>>

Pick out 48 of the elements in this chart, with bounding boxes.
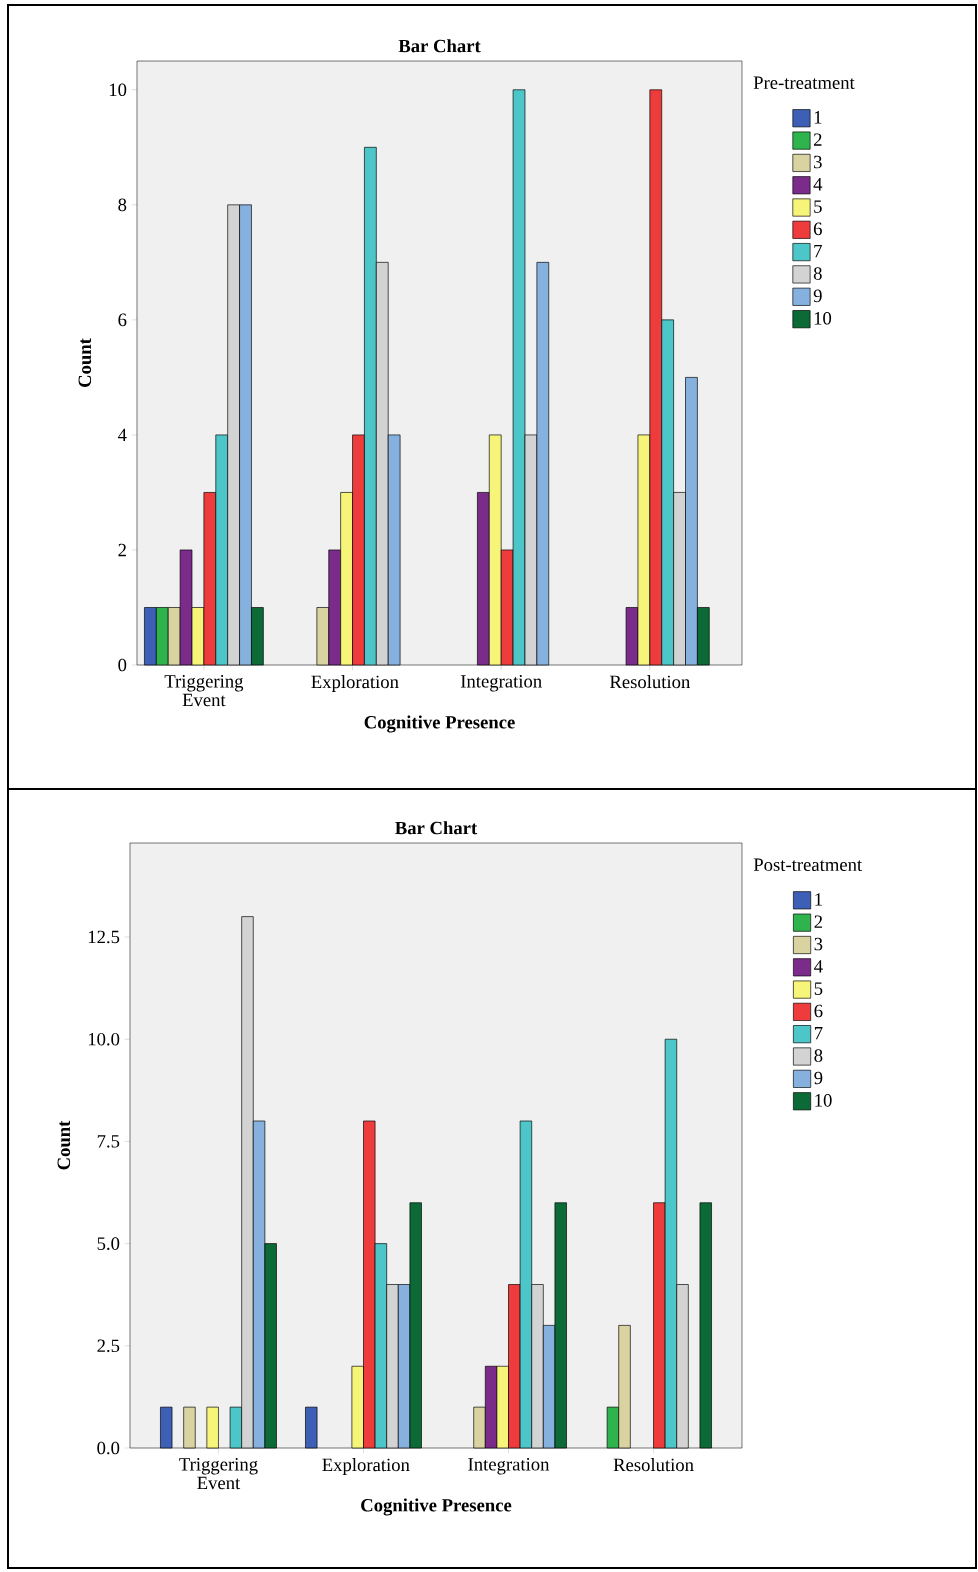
x-tick-label: Exploration bbox=[322, 1458, 410, 1475]
legend-label: 4 bbox=[813, 178, 823, 191]
legend-label: 2 bbox=[814, 915, 823, 928]
y-tick-label: 10 bbox=[109, 83, 127, 97]
legend-label: 4 bbox=[814, 960, 823, 973]
legend-label: 7 bbox=[814, 244, 822, 258]
legend-label: 9 bbox=[814, 1071, 823, 1085]
x-axis-title: Cognitive Presence bbox=[364, 715, 515, 733]
chart-title: Bar Chart bbox=[398, 39, 481, 53]
legend-title: Post-treatment bbox=[753, 858, 863, 871]
y-tick-label: 6 bbox=[118, 313, 127, 327]
x-tick-label: Exploration bbox=[311, 675, 399, 692]
x-tick-label: Integration bbox=[468, 1458, 550, 1475]
x-tick-label: Integration bbox=[460, 675, 542, 692]
legend-label: 2 bbox=[813, 133, 822, 146]
legend-label: 10 bbox=[815, 1094, 832, 1107]
y-tick-label: 2.5 bbox=[97, 1339, 120, 1353]
legend-label: 9 bbox=[813, 289, 822, 303]
legend-label: 3 bbox=[814, 155, 822, 169]
y-axis-title: Count bbox=[78, 338, 92, 387]
legend-label: 3 bbox=[814, 937, 823, 951]
y-tick-label: 0 bbox=[118, 658, 127, 672]
legend-label: 10 bbox=[814, 311, 832, 325]
legend-label: 8 bbox=[813, 267, 822, 280]
y-tick-label: 12.5 bbox=[88, 930, 120, 944]
x-tick-label: Triggering Event bbox=[179, 1458, 258, 1490]
y-tick-label: 4 bbox=[117, 428, 127, 442]
x-axis-title: Cognitive Presence bbox=[361, 1498, 512, 1516]
x-tick-label: Triggering Event bbox=[164, 675, 244, 707]
legend-label: 7 bbox=[814, 1027, 823, 1040]
legend-label: 1 bbox=[814, 111, 822, 124]
y-tick-label: 10.0 bbox=[88, 1032, 120, 1046]
x-tick-label: Resolution bbox=[613, 1458, 694, 1472]
legend-label: 5 bbox=[814, 982, 823, 995]
legend-label: 8 bbox=[814, 1049, 823, 1062]
legend-label: 1 bbox=[815, 893, 822, 906]
legend-title: Pre-treatment bbox=[753, 76, 855, 89]
y-tick-label: 7.5 bbox=[97, 1135, 120, 1148]
legend-label: 6 bbox=[813, 222, 822, 236]
y-tick-label: 2 bbox=[118, 543, 126, 557]
y-tick-label: 8 bbox=[118, 198, 127, 212]
y-axis-title: Count bbox=[57, 1120, 71, 1170]
chart-title: Bar Chart bbox=[395, 821, 478, 835]
legend-label: 5 bbox=[814, 200, 822, 213]
y-tick-label: 0.0 bbox=[97, 1441, 120, 1455]
x-tick-label: Resolution bbox=[609, 675, 691, 689]
legend-label: 6 bbox=[814, 1004, 823, 1018]
y-tick-label: 5.0 bbox=[97, 1237, 120, 1250]
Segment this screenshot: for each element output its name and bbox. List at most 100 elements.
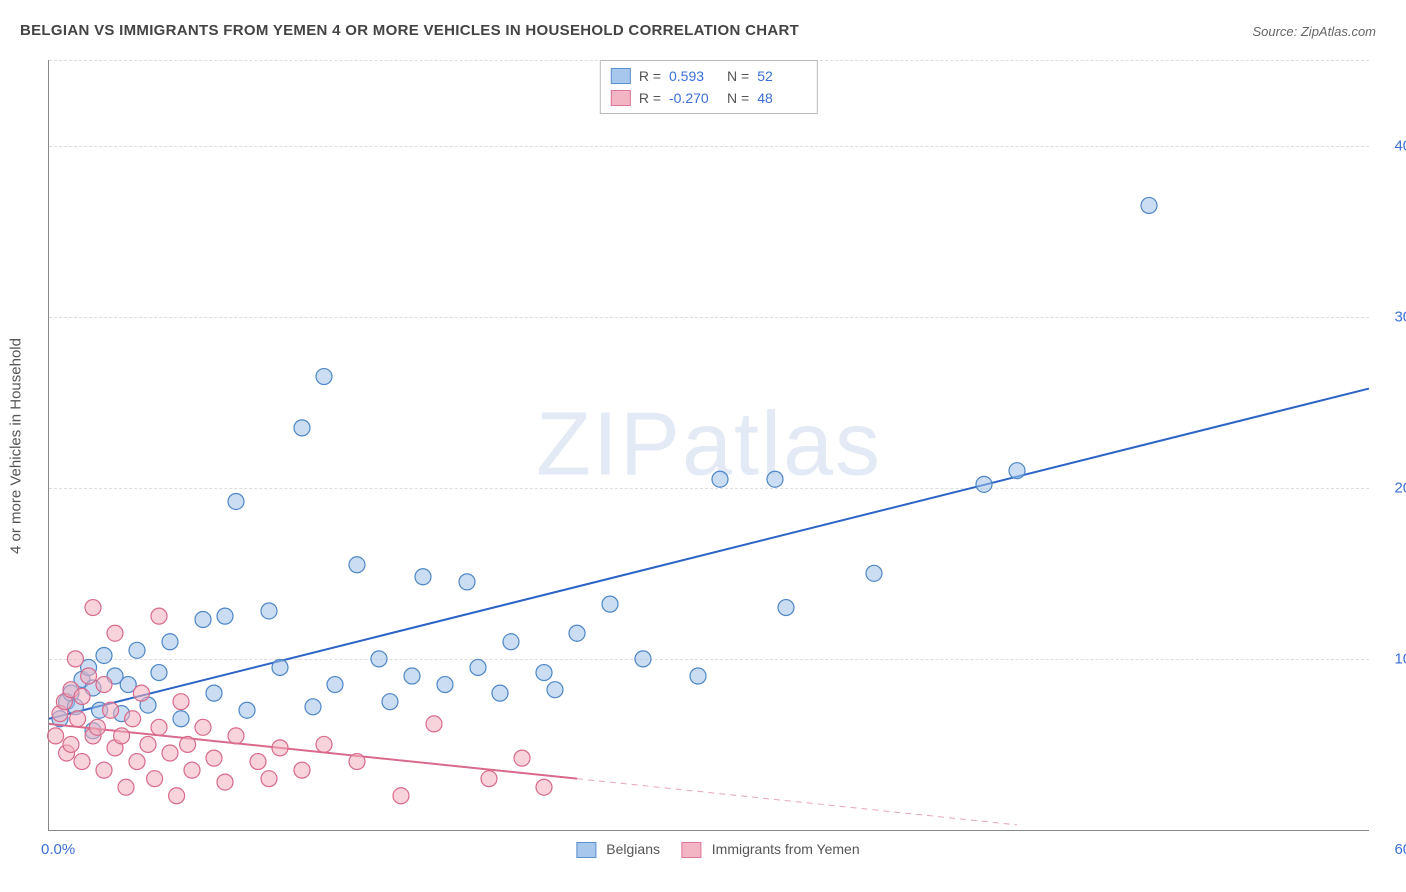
data-point [503, 634, 519, 650]
data-point [371, 651, 387, 667]
data-point [162, 745, 178, 761]
n-label: N = [727, 87, 749, 109]
data-point [778, 600, 794, 616]
data-point [173, 694, 189, 710]
n-value-0: 52 [757, 65, 807, 87]
data-point [140, 736, 156, 752]
data-point [85, 600, 101, 616]
data-point [228, 493, 244, 509]
legend-bottom-swatch-0 [576, 842, 596, 858]
data-point [393, 788, 409, 804]
data-point [481, 771, 497, 787]
legend-bottom-label-0: Belgians [606, 841, 660, 857]
data-point [866, 565, 882, 581]
x-tick-right: 60.0% [1394, 841, 1406, 858]
data-point [103, 702, 119, 718]
data-point [272, 740, 288, 756]
data-point [184, 762, 200, 778]
legend-swatch-0 [611, 68, 631, 84]
legend-top: R = 0.593 N = 52 R = -0.270 N = 48 [600, 60, 818, 114]
data-point [305, 699, 321, 715]
legend-swatch-1 [611, 90, 631, 106]
r-value-1: -0.270 [669, 87, 719, 109]
data-point [459, 574, 475, 590]
data-point [89, 719, 105, 735]
data-point [195, 719, 211, 735]
data-point [294, 420, 310, 436]
data-point [96, 677, 112, 693]
data-point [217, 608, 233, 624]
data-point [217, 774, 233, 790]
data-point [228, 728, 244, 744]
legend-bottom-swatch-1 [682, 842, 702, 858]
data-point [133, 685, 149, 701]
chart-title: BELGIAN VS IMMIGRANTS FROM YEMEN 4 OR MO… [20, 22, 799, 39]
data-point [767, 471, 783, 487]
data-point [294, 762, 310, 778]
data-point [316, 736, 332, 752]
data-point [1141, 197, 1157, 213]
data-point [316, 369, 332, 385]
data-point [195, 612, 211, 628]
data-point [63, 736, 79, 752]
data-point [547, 682, 563, 698]
y-tick: 40.0% [1377, 137, 1406, 154]
data-point [492, 685, 508, 701]
data-point [151, 608, 167, 624]
y-tick: 20.0% [1377, 479, 1406, 496]
data-point [415, 569, 431, 585]
data-point [129, 642, 145, 658]
data-point [67, 651, 83, 667]
data-point [151, 665, 167, 681]
data-point [382, 694, 398, 710]
y-tick: 10.0% [1377, 650, 1406, 667]
data-point [118, 779, 134, 795]
legend-row-1: R = -0.270 N = 48 [611, 87, 807, 109]
trend-line [49, 389, 1369, 719]
plot-area: ZIPatlas 10.0%20.0%30.0%40.0% R = 0.593 … [48, 60, 1369, 831]
y-axis-label: 4 or more Vehicles in Household [8, 338, 25, 554]
data-point [514, 750, 530, 766]
y-tick: 30.0% [1377, 308, 1406, 325]
data-point [180, 736, 196, 752]
data-point [239, 702, 255, 718]
data-point [173, 711, 189, 727]
data-point [536, 665, 552, 681]
data-point [151, 719, 167, 735]
r-value-0: 0.593 [669, 65, 719, 87]
data-point [272, 659, 288, 675]
data-point [107, 625, 123, 641]
chart-svg [49, 60, 1369, 830]
data-point [635, 651, 651, 667]
n-label: N = [727, 65, 749, 87]
data-point [602, 596, 618, 612]
data-point [470, 659, 486, 675]
data-point [712, 471, 728, 487]
data-point [426, 716, 442, 732]
r-label: R = [639, 65, 661, 87]
data-point [147, 771, 163, 787]
data-point [162, 634, 178, 650]
data-point [169, 788, 185, 804]
data-point [250, 754, 266, 770]
data-point [437, 677, 453, 693]
data-point [327, 677, 343, 693]
n-value-1: 48 [757, 87, 807, 109]
data-point [536, 779, 552, 795]
data-point [114, 728, 130, 744]
data-point [976, 476, 992, 492]
legend-row-0: R = 0.593 N = 52 [611, 65, 807, 87]
data-point [74, 754, 90, 770]
data-point [125, 711, 141, 727]
legend-bottom-label-1: Immigrants from Yemen [712, 841, 860, 857]
data-point [261, 603, 277, 619]
data-point [206, 750, 222, 766]
legend-bottom: Belgians Immigrants from Yemen [558, 841, 859, 858]
data-point [404, 668, 420, 684]
data-point [70, 711, 86, 727]
trend-line-ext [577, 779, 1017, 825]
data-point [349, 557, 365, 573]
data-point [129, 754, 145, 770]
r-label: R = [639, 87, 661, 109]
data-point [48, 728, 64, 744]
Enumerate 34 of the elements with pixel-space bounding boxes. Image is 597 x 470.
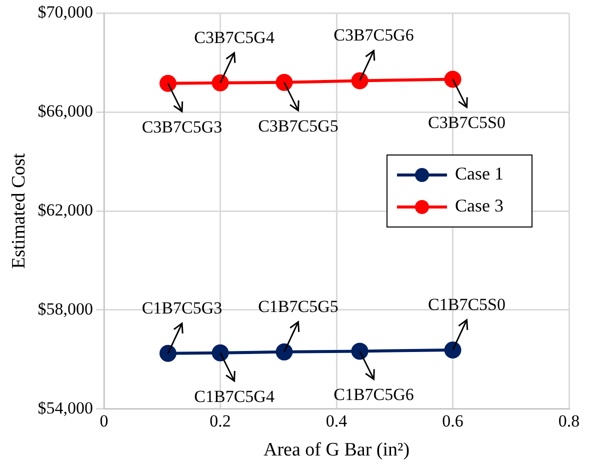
x-tick-label: 0.8: [558, 411, 580, 430]
annotation: C1B7C5G5: [258, 296, 338, 316]
point: [212, 74, 229, 92]
point: [212, 344, 229, 362]
annotation: C3B7C5G5: [258, 116, 338, 136]
annotation: C1B7C5G4: [194, 386, 275, 406]
y-tick-label: $66,000: [38, 102, 94, 121]
annotation: C1B7C5G6: [334, 385, 414, 404]
annotation: C1B7C5S0: [428, 294, 506, 314]
annotation: C3B7C5S0: [428, 113, 506, 132]
x-axis-title: Area of G Bar (in²): [264, 440, 410, 461]
y-axis-title: Estimated Cost: [8, 152, 30, 269]
y-tick-label: $58,000: [38, 299, 94, 318]
y-tick-label: $54,000: [38, 398, 94, 418]
legend-label: Case 3: [455, 196, 504, 216]
point: [159, 74, 176, 92]
point: [159, 344, 176, 362]
x-tick-label: 0.4: [326, 411, 348, 430]
annotation: C1B7C5G3: [142, 298, 222, 318]
annotation: C3B7C5G3: [142, 117, 222, 136]
annotation: C3B7C5G6: [334, 26, 414, 45]
point: [444, 341, 462, 358]
point: [351, 342, 368, 360]
x-tick-label: 0.2: [210, 411, 231, 430]
legend-label: Case 1: [455, 164, 504, 184]
y-tick-label: $62,000: [38, 200, 94, 220]
point: [276, 74, 293, 91]
point: [444, 70, 462, 88]
x-tick-label: 0: [100, 411, 108, 430]
point: [276, 343, 293, 360]
x-tick-label: 0.6: [442, 411, 464, 430]
y-tick-label: $70,000: [38, 2, 94, 22]
point: [351, 72, 368, 90]
annotation: C3B7C5G4: [194, 28, 275, 47]
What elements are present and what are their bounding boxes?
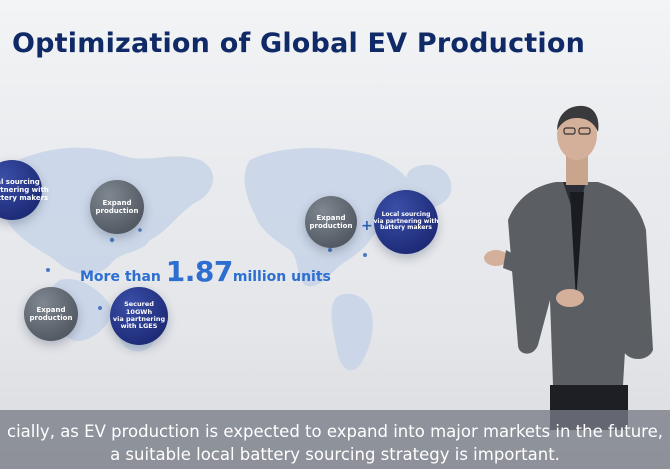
circle-secured-lges-label: Secured 10GWh via partnering with LGES (112, 300, 166, 331)
circle-secured-lges: Secured 10GWh via partnering with LGES (110, 287, 168, 345)
slide-title: Optimization of Global EV Production (12, 28, 586, 59)
plus-sign: + (361, 218, 373, 234)
circle-expand-production-sea: Expand production (24, 287, 78, 341)
production-units-callout: More than 1.87million units (80, 255, 331, 288)
units-suffix: million units (232, 269, 331, 285)
circle-expand-production-na: Expand production (305, 196, 357, 248)
circle-local-sourcing-na-label: Local sourcing via partnering with batte… (373, 210, 439, 232)
units-number: 1.87 (165, 255, 234, 288)
units-prefix: More than (80, 269, 166, 285)
circle-local-sourcing-na: Local sourcing via partnering with batte… (373, 190, 439, 254)
circle-expand-production-asia: Expand production (90, 180, 144, 234)
subtitle-line-2: a suitable local battery sourcing strate… (110, 445, 560, 464)
subtitle-bar: cially, as EV production is expected to … (0, 410, 670, 469)
subtitle-line-1: cially, as EV production is expected to … (7, 422, 663, 441)
circle-expand-production-sea-label: Expand production (29, 305, 73, 322)
circle-local-sourcing-left-label: al sourcing partnering with battery make… (0, 177, 49, 203)
circle-expand-production-asia-label: Expand production (95, 198, 139, 215)
presenter (484, 105, 653, 430)
circle-expand-production-na-label: Expand production (309, 213, 353, 230)
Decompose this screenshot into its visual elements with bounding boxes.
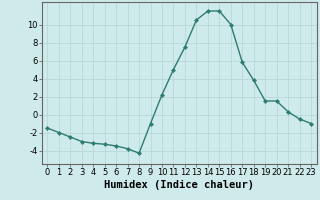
X-axis label: Humidex (Indice chaleur): Humidex (Indice chaleur) bbox=[104, 180, 254, 190]
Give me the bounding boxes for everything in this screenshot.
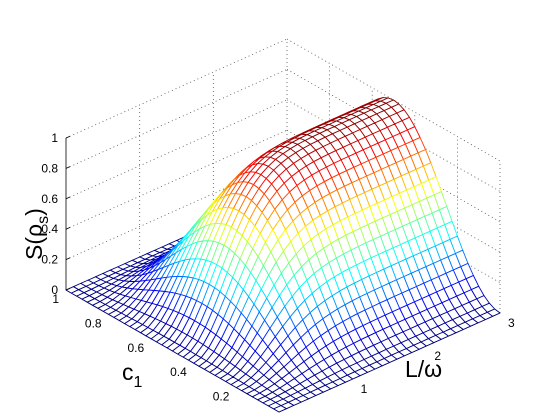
z-tick-label: 0.2 (41, 253, 58, 267)
x-tick-label: 3 (508, 316, 515, 330)
y-axis-label: c1 (122, 359, 143, 391)
y-axis-label-sub: 1 (134, 374, 143, 391)
z-tick-label: 0.4 (41, 222, 58, 236)
z-axis-label-end: ) (21, 208, 47, 216)
y-tick-label: 0.6 (128, 341, 145, 355)
y-tick-label: 0.8 (85, 316, 102, 330)
y-tick-label: 1 (52, 292, 59, 306)
grid-line (286, 69, 501, 192)
z-tick-mark (65, 135, 71, 139)
z-tick-mark (65, 166, 71, 169)
z-tick-mark (65, 287, 71, 291)
z-tick-label: 0.8 (41, 161, 58, 175)
z-tick-mark (65, 196, 71, 200)
grid-line (65, 129, 288, 230)
y-axis-label-main: c (122, 359, 134, 385)
x-tick-label: 1 (361, 382, 368, 396)
x-axis-label: L/ω (405, 356, 442, 382)
grid-line (65, 160, 288, 260)
grid-line (65, 69, 288, 169)
grid-line (65, 38, 288, 139)
x-tick-label: 2 (434, 349, 441, 363)
z-tick-label: 0 (51, 283, 58, 297)
z-tick-label: 1 (51, 131, 58, 145)
z-axis-label-main: S(ρ (21, 224, 47, 260)
grid-line (65, 99, 288, 200)
z-axis-label: S(ρs) (21, 208, 52, 260)
z-tick-label: 0.6 (41, 192, 58, 206)
y-tick-label: 0.4 (170, 365, 187, 379)
mesh-cell (273, 405, 287, 413)
surface-mesh (65, 97, 501, 413)
grid-line (286, 99, 501, 223)
z-tick-mark (65, 227, 71, 230)
z-tick-mark (65, 257, 71, 260)
grid-line (286, 38, 501, 162)
z-axis-label-sub: s (35, 216, 52, 224)
y-tick-label: 0.2 (213, 390, 230, 404)
tick-labels: 00.20.40.60.8100.20.40.60.810123 (41, 131, 515, 404)
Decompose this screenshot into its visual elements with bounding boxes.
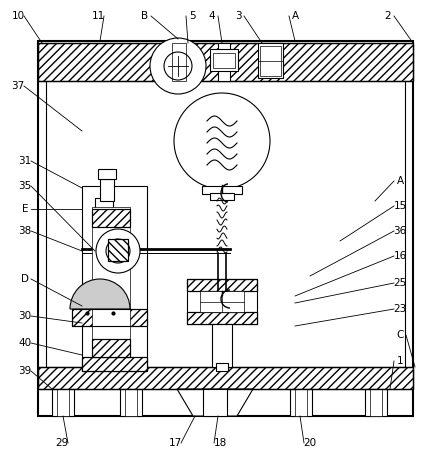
Text: 15: 15 — [393, 201, 407, 211]
Bar — [260, 46, 281, 76]
Bar — [92, 209, 130, 227]
Bar — [95, 198, 113, 363]
Bar — [172, 43, 186, 81]
Text: 16: 16 — [393, 251, 407, 261]
Bar — [200, 291, 244, 312]
Bar — [52, 389, 74, 416]
Bar — [38, 41, 413, 416]
Bar — [187, 279, 257, 291]
Text: 11: 11 — [92, 11, 105, 21]
Bar — [108, 239, 128, 261]
Text: 1: 1 — [397, 356, 403, 366]
Bar — [290, 389, 312, 416]
Bar — [187, 279, 257, 324]
Bar — [92, 207, 130, 357]
Text: 17: 17 — [169, 438, 182, 448]
Bar — [210, 49, 238, 71]
Circle shape — [174, 93, 270, 189]
Text: B: B — [141, 11, 149, 21]
Text: 31: 31 — [18, 156, 32, 166]
Text: C: C — [396, 330, 403, 340]
Bar — [187, 279, 257, 291]
Bar — [38, 43, 413, 81]
Bar — [38, 367, 413, 389]
Circle shape — [150, 38, 206, 94]
Bar — [120, 389, 142, 416]
Bar — [82, 357, 147, 371]
Bar — [370, 389, 382, 416]
Bar — [125, 389, 137, 416]
Text: 2: 2 — [385, 11, 391, 21]
Bar — [82, 186, 147, 371]
Bar — [187, 312, 257, 324]
Bar — [210, 193, 234, 200]
Bar — [38, 43, 413, 81]
Bar — [57, 389, 69, 416]
Polygon shape — [177, 389, 253, 416]
Text: A: A — [291, 11, 299, 21]
Text: 25: 25 — [393, 278, 407, 288]
Text: 18: 18 — [213, 438, 227, 448]
Circle shape — [96, 229, 140, 273]
Text: D: D — [21, 274, 29, 284]
Text: 20: 20 — [304, 438, 316, 448]
Bar — [203, 389, 227, 416]
Text: 3: 3 — [235, 11, 241, 21]
Text: 38: 38 — [18, 226, 32, 236]
Text: 39: 39 — [18, 366, 32, 376]
Text: 5: 5 — [189, 11, 195, 21]
Bar — [72, 309, 147, 326]
Text: 4: 4 — [209, 11, 215, 21]
Bar — [218, 43, 230, 81]
Bar — [258, 43, 283, 78]
Bar — [38, 367, 413, 389]
Text: 30: 30 — [18, 311, 32, 321]
Bar — [216, 363, 228, 371]
Bar — [92, 339, 130, 357]
Bar — [212, 324, 232, 367]
Text: A: A — [396, 176, 403, 186]
Bar — [174, 43, 184, 81]
Bar — [92, 209, 130, 227]
Text: 40: 40 — [18, 338, 32, 348]
Bar — [108, 239, 128, 261]
Bar — [213, 53, 235, 68]
Text: E: E — [22, 204, 28, 214]
Bar — [98, 169, 116, 179]
Text: 37: 37 — [11, 81, 25, 91]
Text: 29: 29 — [55, 438, 69, 448]
Bar — [202, 186, 242, 194]
Bar — [365, 389, 387, 416]
Wedge shape — [70, 279, 130, 309]
Bar — [187, 312, 257, 324]
Bar — [72, 309, 147, 326]
Bar — [295, 389, 307, 416]
Bar — [82, 357, 147, 371]
Text: 10: 10 — [11, 11, 25, 21]
Text: 23: 23 — [393, 304, 407, 314]
Bar — [92, 339, 130, 357]
Text: 36: 36 — [393, 226, 407, 236]
Bar — [100, 179, 114, 201]
Text: 35: 35 — [18, 181, 32, 191]
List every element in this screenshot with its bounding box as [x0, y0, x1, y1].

<<

Please copy the lines in the listing word for word, beginning at the line that contains "circle-secured-lges-label: Secured 10GWh" and stopping after the line that contains "subtitle-line-1: cially, as".

circle-secured-lges-label: Secured 10GWh via partnering with LGES (112, 300, 166, 331)
circle-secured-lges: Secured 10GWh via partnering with LGES (110, 287, 168, 345)
slide-title: Optimization of Global EV Production (12, 28, 586, 59)
plus-sign: + (361, 218, 373, 234)
circle-expand-production-sea: Expand production (24, 287, 78, 341)
production-units-callout: More than 1.87million units (80, 255, 331, 288)
units-suffix: million units (232, 269, 331, 285)
circle-expand-production-na: Expand production (305, 196, 357, 248)
circle-local-sourcing-na-label: Local sourcing via partnering with batte… (373, 210, 439, 232)
units-number: 1.87 (165, 255, 234, 288)
units-prefix: More than (80, 269, 166, 285)
circle-local-sourcing-na: Local sourcing via partnering with batte… (373, 190, 439, 254)
circle-expand-production-asia: Expand production (90, 180, 144, 234)
subtitle-line-2: a suitable local battery sourcing strate… (110, 445, 560, 464)
subtitle-bar: cially, as EV production is expected to … (0, 410, 670, 469)
subtitle-line-1: cially, as EV production is expected to … (7, 422, 663, 441)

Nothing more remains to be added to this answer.